(SET PROBLEM): Give every line of the material again, exactly as written.

(Raw records):
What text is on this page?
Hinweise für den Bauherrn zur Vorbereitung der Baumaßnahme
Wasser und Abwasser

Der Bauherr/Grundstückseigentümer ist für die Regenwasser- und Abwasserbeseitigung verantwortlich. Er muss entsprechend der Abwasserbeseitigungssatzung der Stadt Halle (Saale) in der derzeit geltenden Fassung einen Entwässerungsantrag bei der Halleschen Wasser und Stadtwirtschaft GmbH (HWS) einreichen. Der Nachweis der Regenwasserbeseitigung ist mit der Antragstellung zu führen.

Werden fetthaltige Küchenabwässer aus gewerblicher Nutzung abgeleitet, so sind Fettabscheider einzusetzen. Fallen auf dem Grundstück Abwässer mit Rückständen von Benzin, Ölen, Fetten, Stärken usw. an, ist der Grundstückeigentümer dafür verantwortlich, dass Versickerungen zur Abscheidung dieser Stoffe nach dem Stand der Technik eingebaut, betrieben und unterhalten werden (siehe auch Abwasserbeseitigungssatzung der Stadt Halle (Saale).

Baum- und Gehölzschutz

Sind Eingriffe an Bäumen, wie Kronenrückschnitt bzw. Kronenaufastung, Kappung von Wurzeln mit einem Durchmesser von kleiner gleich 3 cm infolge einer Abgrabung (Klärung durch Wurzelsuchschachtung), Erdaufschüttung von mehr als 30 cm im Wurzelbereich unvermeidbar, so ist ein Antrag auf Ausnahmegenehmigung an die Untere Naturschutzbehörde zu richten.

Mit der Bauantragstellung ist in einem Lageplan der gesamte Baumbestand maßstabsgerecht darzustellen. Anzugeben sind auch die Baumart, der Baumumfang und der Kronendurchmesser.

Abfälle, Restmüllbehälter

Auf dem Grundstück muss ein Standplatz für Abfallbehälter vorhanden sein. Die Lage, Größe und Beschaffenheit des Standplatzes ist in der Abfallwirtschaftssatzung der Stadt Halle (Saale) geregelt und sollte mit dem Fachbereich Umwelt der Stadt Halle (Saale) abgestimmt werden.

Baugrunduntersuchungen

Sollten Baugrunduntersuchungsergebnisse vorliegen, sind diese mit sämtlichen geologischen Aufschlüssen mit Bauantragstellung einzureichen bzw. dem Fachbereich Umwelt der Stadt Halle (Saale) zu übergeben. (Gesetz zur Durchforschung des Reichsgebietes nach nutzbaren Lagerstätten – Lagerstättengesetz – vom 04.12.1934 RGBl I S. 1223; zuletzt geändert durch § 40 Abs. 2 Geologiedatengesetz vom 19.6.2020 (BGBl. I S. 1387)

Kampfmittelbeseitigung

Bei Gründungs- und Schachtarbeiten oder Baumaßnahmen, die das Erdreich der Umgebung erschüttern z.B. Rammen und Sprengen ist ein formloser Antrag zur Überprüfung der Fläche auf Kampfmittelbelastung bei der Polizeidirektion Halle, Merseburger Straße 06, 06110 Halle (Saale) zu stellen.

(ANSWER FOR THE TASK):
What text is on this page?
Hinweise für den Bauherrn zur Vorbereitung der Baumaßnahme
Wasser und Abwasser

Der Bauherr/Grundstückseigentümer ist für die Regenwasser- und Abwasserbeseitigung verantwortlich. Er muss entsprechend der Abwasserbeseitigungssatzung der Stadt Halle (Saale) in der derzeit geltenden Fassung einen Entwässerungsantrag bei der Halleschen Wasser und Stadtwirtschaft GmbH (HWS) einreichen. Der Nachweis der Regenwasserbeseitigung ist mit der Antragstellung zu führen.

Werden fetthaltige Küchenabwässer aus gewerblicher Nutzung abgeleitet, so sind Fettabscheider einzusetzen. Fallen auf dem Grundstück Abwässer mit Rückständen von Benzin, Ölen, Fetten, Stärken usw. an, ist der Grundstückeigentümer dafür verantwortlich, dass Versickerungen zur Abscheidung dieser Stoffe nach dem Stand der Technik eingebaut, betrieben und unterhalten werden (siehe auch Abwasserbeseitigungssatzung der Stadt Halle (Saale).

Baum- und Gehölzschutz

Sind Eingriffe an Bäumen, wie Kronenrückschnitt bzw. Kronenaufastung, Kappung von Wurzeln mit einem Durchmesser von kleiner gleich 3 cm infolge einer Abgrabung (Klärung durch Wurzelsuchschachtung), Erdaufschüttung von mehr als 30 cm im Wurzelbereich unvermeidbar, so ist ein Antrag auf Ausnahmegenehmigung an die Untere Naturschutzbehörde zu richten.

Mit der Bauantragstellung ist in einem Lageplan der gesamte Baumbestand maßstabsgerecht darzustellen. Anzugeben sind auch die Baumart, der Baumumfang und der Kronendurchmesser.

Abfälle, Restmüllbehälter

Auf dem Grundstück muss ein Standplatz für Abfallbehälter vorhanden sein. Die Lage, Größe und Beschaffenheit des Standplatzes ist in der Abfallwirtschaftssatzung der Stadt Halle (Saale) geregelt und sollte mit dem Fachbereich Umwelt der Stadt Halle (Saale) abgestimmt werden.

Baugrunduntersuchungen

Sollten Baugrunduntersuchungsergebnisse vorliegen, sind diese mit sämtlichen geologischen Aufschlüssen mit Bauantragstellung einzureichen bzw. dem Fachbereich Umwelt der Stadt Halle (Saale) zu übergeben. (Gesetz zur Durchforschung des Reichsgebietes nach nutzbaren Lagerstätten – Lagerstättengesetz – vom 04.12.1934 RGBl I S. 1223; zuletzt geändert durch § 40 Abs. 2 Geologiedatengesetz vom 19.6.2020 (BGBl. I S. 1387)

Kampfmittelbeseitigung

Bei Gründungs- und Schachtarbeiten oder Baumaßnahmen, die das Erdreich der Umgebung erschüttern z.B. Rammen und Sprengen ist ein formloser Antrag zur Überprüfung der Fläche auf Kampfmittelbelastung bei der Polizeidirektion Halle, Merseburger Straße 06, 06110 Halle (Saale) zu stellen.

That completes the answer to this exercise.